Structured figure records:
═══

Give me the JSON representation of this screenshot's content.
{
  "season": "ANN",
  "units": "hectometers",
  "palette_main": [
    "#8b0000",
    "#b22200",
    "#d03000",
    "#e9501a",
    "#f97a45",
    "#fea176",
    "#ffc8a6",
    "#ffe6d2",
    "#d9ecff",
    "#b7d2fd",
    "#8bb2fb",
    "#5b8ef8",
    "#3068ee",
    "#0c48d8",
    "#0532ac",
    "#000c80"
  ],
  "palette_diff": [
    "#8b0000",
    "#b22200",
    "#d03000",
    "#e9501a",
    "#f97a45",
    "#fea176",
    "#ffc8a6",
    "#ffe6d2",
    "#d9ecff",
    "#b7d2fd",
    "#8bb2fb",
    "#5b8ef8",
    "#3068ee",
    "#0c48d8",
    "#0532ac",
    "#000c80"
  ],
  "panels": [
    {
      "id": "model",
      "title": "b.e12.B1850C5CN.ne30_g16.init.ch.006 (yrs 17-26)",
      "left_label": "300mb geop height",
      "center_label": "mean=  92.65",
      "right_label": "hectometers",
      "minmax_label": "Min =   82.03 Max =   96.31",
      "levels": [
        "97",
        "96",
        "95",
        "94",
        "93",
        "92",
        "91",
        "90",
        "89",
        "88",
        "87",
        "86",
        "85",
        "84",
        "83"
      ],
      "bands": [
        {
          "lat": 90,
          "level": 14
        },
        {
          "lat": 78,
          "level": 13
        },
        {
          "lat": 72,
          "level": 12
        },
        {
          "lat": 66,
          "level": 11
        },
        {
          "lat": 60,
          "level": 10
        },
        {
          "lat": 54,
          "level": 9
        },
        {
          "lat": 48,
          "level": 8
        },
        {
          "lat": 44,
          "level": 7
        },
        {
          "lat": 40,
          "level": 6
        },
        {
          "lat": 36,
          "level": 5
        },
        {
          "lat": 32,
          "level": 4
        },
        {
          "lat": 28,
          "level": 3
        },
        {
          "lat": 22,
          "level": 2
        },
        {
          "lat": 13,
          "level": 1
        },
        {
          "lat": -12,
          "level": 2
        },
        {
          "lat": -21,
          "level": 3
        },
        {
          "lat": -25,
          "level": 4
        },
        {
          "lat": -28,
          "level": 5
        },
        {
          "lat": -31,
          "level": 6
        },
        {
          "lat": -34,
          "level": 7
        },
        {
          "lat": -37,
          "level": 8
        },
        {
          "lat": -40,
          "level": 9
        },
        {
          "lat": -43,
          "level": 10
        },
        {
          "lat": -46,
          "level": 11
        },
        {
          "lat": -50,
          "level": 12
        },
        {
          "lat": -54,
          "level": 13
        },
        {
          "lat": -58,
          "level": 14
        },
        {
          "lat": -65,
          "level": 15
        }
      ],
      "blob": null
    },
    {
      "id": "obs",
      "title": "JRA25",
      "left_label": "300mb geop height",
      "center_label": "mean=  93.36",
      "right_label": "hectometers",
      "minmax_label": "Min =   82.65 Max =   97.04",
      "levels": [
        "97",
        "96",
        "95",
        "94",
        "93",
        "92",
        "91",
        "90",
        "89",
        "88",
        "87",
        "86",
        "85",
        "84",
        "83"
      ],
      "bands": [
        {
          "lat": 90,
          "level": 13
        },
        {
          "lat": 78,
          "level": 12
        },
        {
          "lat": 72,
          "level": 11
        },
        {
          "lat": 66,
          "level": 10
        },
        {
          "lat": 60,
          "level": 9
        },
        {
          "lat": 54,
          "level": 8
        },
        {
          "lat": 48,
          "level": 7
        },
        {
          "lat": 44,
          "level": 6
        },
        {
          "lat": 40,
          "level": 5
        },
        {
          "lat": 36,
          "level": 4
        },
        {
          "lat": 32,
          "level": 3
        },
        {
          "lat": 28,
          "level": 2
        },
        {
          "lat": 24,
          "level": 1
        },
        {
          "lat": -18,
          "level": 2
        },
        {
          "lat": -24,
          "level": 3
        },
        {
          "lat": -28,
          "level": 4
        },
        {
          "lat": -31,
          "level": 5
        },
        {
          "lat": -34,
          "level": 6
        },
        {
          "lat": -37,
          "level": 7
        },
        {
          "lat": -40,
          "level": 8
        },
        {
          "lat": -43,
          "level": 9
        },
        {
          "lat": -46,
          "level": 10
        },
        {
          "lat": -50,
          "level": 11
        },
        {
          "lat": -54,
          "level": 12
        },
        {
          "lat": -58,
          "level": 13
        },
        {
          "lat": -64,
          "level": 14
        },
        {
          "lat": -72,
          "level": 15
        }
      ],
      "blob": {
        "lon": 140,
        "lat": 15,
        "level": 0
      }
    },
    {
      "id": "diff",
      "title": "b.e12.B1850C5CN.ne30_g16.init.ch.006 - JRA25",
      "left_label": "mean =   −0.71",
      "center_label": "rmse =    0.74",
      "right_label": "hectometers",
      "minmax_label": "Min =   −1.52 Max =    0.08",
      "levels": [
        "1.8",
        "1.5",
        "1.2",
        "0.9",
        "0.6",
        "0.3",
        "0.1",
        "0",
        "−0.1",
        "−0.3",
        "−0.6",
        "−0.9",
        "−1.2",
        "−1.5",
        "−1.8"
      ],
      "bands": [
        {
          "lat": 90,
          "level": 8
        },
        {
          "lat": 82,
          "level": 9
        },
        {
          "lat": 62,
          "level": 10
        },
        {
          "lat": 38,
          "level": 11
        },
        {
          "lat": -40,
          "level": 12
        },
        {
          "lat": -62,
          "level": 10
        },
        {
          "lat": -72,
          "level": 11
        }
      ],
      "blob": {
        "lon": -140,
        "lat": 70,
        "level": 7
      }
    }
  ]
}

═══

■ AIM OF THE EXERCISE
Extract all of the data above without altering anything.

■ FULL RESPONSE
Give me the JSON representation of this screenshot's content.
{
  "season": "ANN",
  "units": "hectometers",
  "palette_main": [
    "#8b0000",
    "#b22200",
    "#d03000",
    "#e9501a",
    "#f97a45",
    "#fea176",
    "#ffc8a6",
    "#ffe6d2",
    "#d9ecff",
    "#b7d2fd",
    "#8bb2fb",
    "#5b8ef8",
    "#3068ee",
    "#0c48d8",
    "#0532ac",
    "#000c80"
  ],
  "palette_diff": [
    "#8b0000",
    "#b22200",
    "#d03000",
    "#e9501a",
    "#f97a45",
    "#fea176",
    "#ffc8a6",
    "#ffe6d2",
    "#d9ecff",
    "#b7d2fd",
    "#8bb2fb",
    "#5b8ef8",
    "#3068ee",
    "#0c48d8",
    "#0532ac",
    "#000c80"
  ],
  "panels": [
    {
      "id": "model",
      "title": "b.e12.B1850C5CN.ne30_g16.init.ch.006 (yrs 17-26)",
      "left_label": "300mb geop height",
      "center_label": "mean=  92.65",
      "right_label": "hectometers",
      "minmax_label": "Min =   82.03 Max =   96.31",
      "levels": [
        "97",
        "96",
        "95",
        "94",
        "93",
        "92",
        "91",
        "90",
        "89",
        "88",
        "87",
        "86",
        "85",
        "84",
        "83"
      ],
      "bands": [
        {
          "lat": 90,
          "level": 14
        },
        {
          "lat": 78,
          "level": 13
        },
        {
          "lat": 72,
          "level": 12
        },
        {
          "lat": 66,
          "level": 11
        },
        {
          "lat": 60,
          "level": 10
        },
        {
          "lat": 54,
          "level": 9
        },
        {
          "lat": 48,
          "level": 8
        },
        {
          "lat": 44,
          "level": 7
        },
        {
          "lat": 40,
          "level": 6
        },
        {
          "lat": 36,
          "level": 5
        },
        {
          "lat": 32,
          "level": 4
        },
        {
          "lat": 28,
          "level": 3
        },
        {
          "lat": 22,
          "level": 2
        },
        {
          "lat": 13,
          "level": 1
        },
        {
          "lat": -12,
          "level": 2
        },
        {
          "lat": -21,
          "level": 3
        },
        {
          "lat": -25,
          "level": 4
        },
        {
          "lat": -28,
          "level": 5
        },
        {
          "lat": -31,
          "level": 6
        },
        {
          "lat": -34,
          "level": 7
        },
        {
          "lat": -37,
          "level": 8
        },
        {
          "lat": -40,
          "level": 9
        },
        {
          "lat": -43,
          "level": 10
        },
        {
          "lat": -46,
          "level": 11
        },
        {
          "lat": -50,
          "level": 12
        },
        {
          "lat": -54,
          "level": 13
        },
        {
          "lat": -58,
          "level": 14
        },
        {
          "lat": -65,
          "level": 15
        }
      ],
      "blob": null
    },
    {
      "id": "obs",
      "title": "JRA25",
      "left_label": "300mb geop height",
      "center_label": "mean=  93.36",
      "right_label": "hectometers",
      "minmax_label": "Min =   82.65 Max =   97.04",
      "levels": [
        "97",
        "96",
        "95",
        "94",
        "93",
        "92",
        "91",
        "90",
        "89",
        "88",
        "87",
        "86",
        "85",
        "84",
        "83"
      ],
      "bands": [
        {
          "lat": 90,
          "level": 13
        },
        {
          "lat": 78,
          "level": 12
        },
        {
          "lat": 72,
          "level": 11
        },
        {
          "lat": 66,
          "level": 10
        },
        {
          "lat": 60,
          "level": 9
        },
        {
          "lat": 54,
          "level": 8
        },
        {
          "lat": 48,
          "level": 7
        },
        {
          "lat": 44,
          "level": 6
        },
        {
          "lat": 40,
          "level": 5
        },
        {
          "lat": 36,
          "level": 4
        },
        {
          "lat": 32,
          "level": 3
        },
        {
          "lat": 28,
          "level": 2
        },
        {
          "lat": 24,
          "level": 1
        },
        {
          "lat": -18,
          "level": 2
        },
        {
          "lat": -24,
          "level": 3
        },
        {
          "lat": -28,
          "level": 4
        },
        {
          "lat": -31,
          "level": 5
        },
        {
          "lat": -34,
          "level": 6
        },
        {
          "lat": -37,
          "level": 7
        },
        {
          "lat": -40,
          "level": 8
        },
        {
          "lat": -43,
          "level": 9
        },
        {
          "lat": -46,
          "level": 10
        },
        {
          "lat": -50,
          "level": 11
        },
        {
          "lat": -54,
          "level": 12
        },
        {
          "lat": -58,
          "level": 13
        },
        {
          "lat": -64,
          "level": 14
        },
        {
          "lat": -72,
          "level": 15
        }
      ],
      "blob": {
        "lon": 140,
        "lat": 15,
        "level": 0
      }
    },
    {
      "id": "diff",
      "title": "b.e12.B1850C5CN.ne30_g16.init.ch.006 - JRA25",
      "left_label": "mean =   −0.71",
      "center_label": "rmse =    0.74",
      "right_label": "hectometers",
      "minmax_label": "Min =   −1.52 Max =    0.08",
      "levels": [
        "1.8",
        "1.5",
        "1.2",
        "0.9",
        "0.6",
        "0.3",
        "0.1",
        "0",
        "−0.1",
        "−0.3",
        "−0.6",
        "−0.9",
        "−1.2",
        "−1.5",
        "−1.8"
      ],
      "bands": [
        {
          "lat": 90,
          "level": 8
        },
        {
          "lat": 82,
          "level": 9
        },
        {
          "lat": 62,
          "level": 10
        },
        {
          "lat": 38,
          "level": 11
        },
        {
          "lat": -40,
          "level": 12
        },
        {
          "lat": -62,
          "level": 10
        },
        {
          "lat": -72,
          "level": 11
        }
      ],
      "blob": {
        "lon": -140,
        "lat": 70,
        "level": 7
      }
    }
  ]
}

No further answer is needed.